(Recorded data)
· · · · ·

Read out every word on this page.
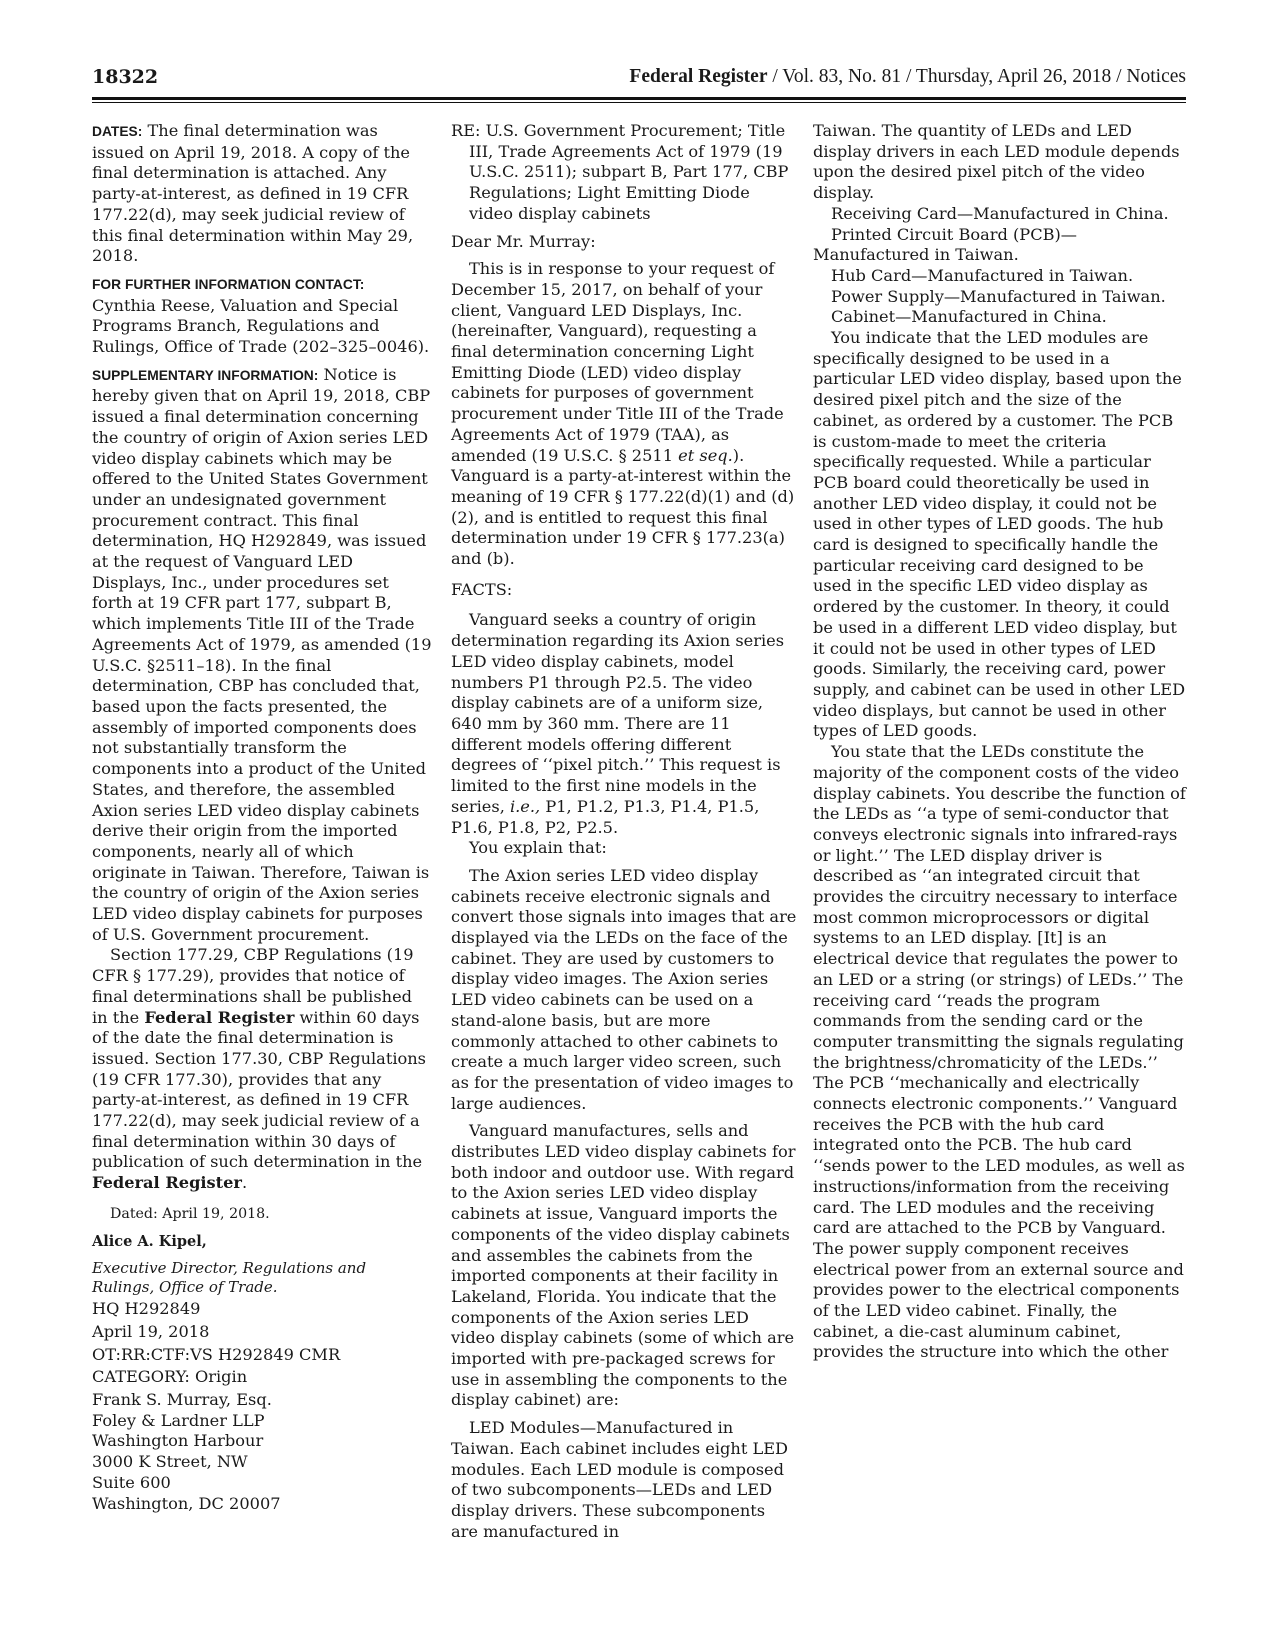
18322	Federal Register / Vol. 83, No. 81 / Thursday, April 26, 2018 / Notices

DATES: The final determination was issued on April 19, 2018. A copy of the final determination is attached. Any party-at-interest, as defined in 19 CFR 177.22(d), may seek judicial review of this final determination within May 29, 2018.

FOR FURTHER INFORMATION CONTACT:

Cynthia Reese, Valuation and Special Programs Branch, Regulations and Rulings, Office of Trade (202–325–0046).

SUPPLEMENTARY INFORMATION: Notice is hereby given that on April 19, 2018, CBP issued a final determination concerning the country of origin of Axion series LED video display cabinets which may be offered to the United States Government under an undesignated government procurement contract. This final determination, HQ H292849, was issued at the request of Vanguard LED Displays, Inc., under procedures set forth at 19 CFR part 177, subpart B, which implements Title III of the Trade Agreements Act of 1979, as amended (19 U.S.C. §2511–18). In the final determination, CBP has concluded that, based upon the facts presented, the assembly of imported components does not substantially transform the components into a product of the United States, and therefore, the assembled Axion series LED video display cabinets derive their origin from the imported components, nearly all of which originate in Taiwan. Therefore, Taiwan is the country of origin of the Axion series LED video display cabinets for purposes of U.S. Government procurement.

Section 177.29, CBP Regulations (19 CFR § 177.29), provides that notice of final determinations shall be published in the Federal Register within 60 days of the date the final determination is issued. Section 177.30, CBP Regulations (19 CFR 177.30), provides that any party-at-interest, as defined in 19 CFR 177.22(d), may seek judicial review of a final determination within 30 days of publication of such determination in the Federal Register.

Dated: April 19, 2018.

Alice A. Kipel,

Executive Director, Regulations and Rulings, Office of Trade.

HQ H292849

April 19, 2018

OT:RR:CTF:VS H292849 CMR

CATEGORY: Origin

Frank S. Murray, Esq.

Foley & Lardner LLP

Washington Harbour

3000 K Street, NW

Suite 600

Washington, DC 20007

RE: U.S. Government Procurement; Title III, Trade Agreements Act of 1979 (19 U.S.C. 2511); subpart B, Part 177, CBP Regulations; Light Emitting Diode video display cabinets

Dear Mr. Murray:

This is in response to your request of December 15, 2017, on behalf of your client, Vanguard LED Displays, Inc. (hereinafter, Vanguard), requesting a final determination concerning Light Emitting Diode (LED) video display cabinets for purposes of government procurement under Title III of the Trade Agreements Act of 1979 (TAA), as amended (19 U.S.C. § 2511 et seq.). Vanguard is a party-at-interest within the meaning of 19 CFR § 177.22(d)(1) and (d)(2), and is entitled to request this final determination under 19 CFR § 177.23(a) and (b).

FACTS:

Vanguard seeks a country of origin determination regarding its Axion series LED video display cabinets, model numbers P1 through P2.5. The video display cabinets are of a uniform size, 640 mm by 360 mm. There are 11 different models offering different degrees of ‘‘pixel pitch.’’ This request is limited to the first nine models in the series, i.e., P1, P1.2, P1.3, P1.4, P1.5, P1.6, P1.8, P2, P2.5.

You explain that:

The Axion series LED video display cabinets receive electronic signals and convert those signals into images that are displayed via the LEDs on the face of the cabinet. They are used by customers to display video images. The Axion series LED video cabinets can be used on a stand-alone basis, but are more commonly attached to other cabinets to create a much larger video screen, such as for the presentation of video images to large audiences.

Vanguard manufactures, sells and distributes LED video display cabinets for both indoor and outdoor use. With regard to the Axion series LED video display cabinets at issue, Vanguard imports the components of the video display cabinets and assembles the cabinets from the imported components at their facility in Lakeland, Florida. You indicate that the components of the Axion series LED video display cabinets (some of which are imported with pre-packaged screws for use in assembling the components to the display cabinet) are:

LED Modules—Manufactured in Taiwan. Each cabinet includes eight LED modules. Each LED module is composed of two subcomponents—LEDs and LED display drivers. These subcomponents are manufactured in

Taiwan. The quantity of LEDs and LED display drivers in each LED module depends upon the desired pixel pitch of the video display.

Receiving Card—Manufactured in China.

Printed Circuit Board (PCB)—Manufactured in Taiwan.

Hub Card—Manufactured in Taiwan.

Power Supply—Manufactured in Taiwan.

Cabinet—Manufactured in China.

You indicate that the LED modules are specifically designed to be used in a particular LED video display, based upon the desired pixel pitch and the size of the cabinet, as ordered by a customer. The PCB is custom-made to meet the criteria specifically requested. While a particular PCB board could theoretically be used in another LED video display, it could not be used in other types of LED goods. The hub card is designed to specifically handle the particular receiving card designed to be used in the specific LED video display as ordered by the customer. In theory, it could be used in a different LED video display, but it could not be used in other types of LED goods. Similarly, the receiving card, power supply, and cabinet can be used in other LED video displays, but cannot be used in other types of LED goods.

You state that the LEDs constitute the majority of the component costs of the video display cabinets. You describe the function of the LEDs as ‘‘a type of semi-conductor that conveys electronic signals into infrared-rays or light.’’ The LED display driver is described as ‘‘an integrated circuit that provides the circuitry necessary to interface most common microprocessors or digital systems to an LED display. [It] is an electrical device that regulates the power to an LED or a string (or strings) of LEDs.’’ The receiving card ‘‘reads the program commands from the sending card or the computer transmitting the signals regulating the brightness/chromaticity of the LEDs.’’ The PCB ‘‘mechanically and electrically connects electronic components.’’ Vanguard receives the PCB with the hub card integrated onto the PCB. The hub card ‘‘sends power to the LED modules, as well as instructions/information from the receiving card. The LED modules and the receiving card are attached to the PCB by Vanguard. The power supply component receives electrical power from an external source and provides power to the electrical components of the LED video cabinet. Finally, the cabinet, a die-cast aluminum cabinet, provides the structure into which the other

· · · · ·

# [What the task asks]
Repeat each entry exactly as it appears; skip any picture.

# [Solution to the problem]
Read out every word on this page.
18322	Federal Register / Vol. 83, No. 81 / Thursday, April 26, 2018 / Notices

DATES: The final determination was issued on April 19, 2018. A copy of the final determination is attached. Any party-at-interest, as defined in 19 CFR 177.22(d), may seek judicial review of this final determination within May 29, 2018.

FOR FURTHER INFORMATION CONTACT:

Cynthia Reese, Valuation and Special Programs Branch, Regulations and Rulings, Office of Trade (202–325–0046).

SUPPLEMENTARY INFORMATION: Notice is hereby given that on April 19, 2018, CBP issued a final determination concerning the country of origin of Axion series LED video display cabinets which may be offered to the United States Government under an undesignated government procurement contract. This final determination, HQ H292849, was issued at the request of Vanguard LED Displays, Inc., under procedures set forth at 19 CFR part 177, subpart B, which implements Title III of the Trade Agreements Act of 1979, as amended (19 U.S.C. §2511–18). In the final determination, CBP has concluded that, based upon the facts presented, the assembly of imported components does not substantially transform the components into a product of the United States, and therefore, the assembled Axion series LED video display cabinets derive their origin from the imported components, nearly all of which originate in Taiwan. Therefore, Taiwan is the country of origin of the Axion series LED video display cabinets for purposes of U.S. Government procurement.

Section 177.29, CBP Regulations (19 CFR § 177.29), provides that notice of final determinations shall be published in the Federal Register within 60 days of the date the final determination is issued. Section 177.30, CBP Regulations (19 CFR 177.30), provides that any party-at-interest, as defined in 19 CFR 177.22(d), may seek judicial review of a final determination within 30 days of publication of such determination in the Federal Register.

Dated: April 19, 2018.

Alice A. Kipel,

Executive Director, Regulations and Rulings, Office of Trade.

HQ H292849

April 19, 2018

OT:RR:CTF:VS H292849 CMR

CATEGORY: Origin

Frank S. Murray, Esq.

Foley & Lardner LLP

Washington Harbour

3000 K Street, NW

Suite 600

Washington, DC 20007

RE: U.S. Government Procurement; Title III, Trade Agreements Act of 1979 (19 U.S.C. 2511); subpart B, Part 177, CBP Regulations; Light Emitting Diode video display cabinets

Dear Mr. Murray:

This is in response to your request of December 15, 2017, on behalf of your client, Vanguard LED Displays, Inc. (hereinafter, Vanguard), requesting a final determination concerning Light Emitting Diode (LED) video display cabinets for purposes of government procurement under Title III of the Trade Agreements Act of 1979 (TAA), as amended (19 U.S.C. § 2511 et seq.). Vanguard is a party-at-interest within the meaning of 19 CFR § 177.22(d)(1) and (d)(2), and is entitled to request this final determination under 19 CFR § 177.23(a) and (b).

FACTS:

Vanguard seeks a country of origin determination regarding its Axion series LED video display cabinets, model numbers P1 through P2.5. The video display cabinets are of a uniform size, 640 mm by 360 mm. There are 11 different models offering different degrees of ‘‘pixel pitch.’’ This request is limited to the first nine models in the series, i.e., P1, P1.2, P1.3, P1.4, P1.5, P1.6, P1.8, P2, P2.5.

You explain that:

The Axion series LED video display cabinets receive electronic signals and convert those signals into images that are displayed via the LEDs on the face of the cabinet. They are used by customers to display video images. The Axion series LED video cabinets can be used on a stand-alone basis, but are more commonly attached to other cabinets to create a much larger video screen, such as for the presentation of video images to large audiences.

Vanguard manufactures, sells and distributes LED video display cabinets for both indoor and outdoor use. With regard to the Axion series LED video display cabinets at issue, Vanguard imports the components of the video display cabinets and assembles the cabinets from the imported components at their facility in Lakeland, Florida. You indicate that the components of the Axion series LED video display cabinets (some of which are imported with pre-packaged screws for use in assembling the components to the display cabinet) are:

LED Modules—Manufactured in Taiwan. Each cabinet includes eight LED modules. Each LED module is composed of two subcomponents—LEDs and LED display drivers. These subcomponents are manufactured in

Taiwan. The quantity of LEDs and LED display drivers in each LED module depends upon the desired pixel pitch of the video display.

Receiving Card—Manufactured in China.

Printed Circuit Board (PCB)—Manufactured in Taiwan.

Hub Card—Manufactured in Taiwan.

Power Supply—Manufactured in Taiwan.

Cabinet—Manufactured in China.

You indicate that the LED modules are specifically designed to be used in a particular LED video display, based upon the desired pixel pitch and the size of the cabinet, as ordered by a customer. The PCB is custom-made to meet the criteria specifically requested. While a particular PCB board could theoretically be used in another LED video display, it could not be used in other types of LED goods. The hub card is designed to specifically handle the particular receiving card designed to be used in the specific LED video display as ordered by the customer. In theory, it could be used in a different LED video display, but it could not be used in other types of LED goods. Similarly, the receiving card, power supply, and cabinet can be used in other LED video displays, but cannot be used in other types of LED goods.

You state that the LEDs constitute the majority of the component costs of the video display cabinets. You describe the function of the LEDs as ‘‘a type of semi-conductor that conveys electronic signals into infrared-rays or light.’’ The LED display driver is described as ‘‘an integrated circuit that provides the circuitry necessary to interface most common microprocessors or digital systems to an LED display. [It] is an electrical device that regulates the power to an LED or a string (or strings) of LEDs.’’ The receiving card ‘‘reads the program commands from the sending card or the computer transmitting the signals regulating the brightness/chromaticity of the LEDs.’’ The PCB ‘‘mechanically and electrically connects electronic components.’’ Vanguard receives the PCB with the hub card integrated onto the PCB. The hub card ‘‘sends power to the LED modules, as well as instructions/information from the receiving card. The LED modules and the receiving card are attached to the PCB by Vanguard. The power supply component receives electrical power from an external source and provides power to the electrical components of the LED video cabinet. Finally, the cabinet, a die-cast aluminum cabinet, provides the structure into which the other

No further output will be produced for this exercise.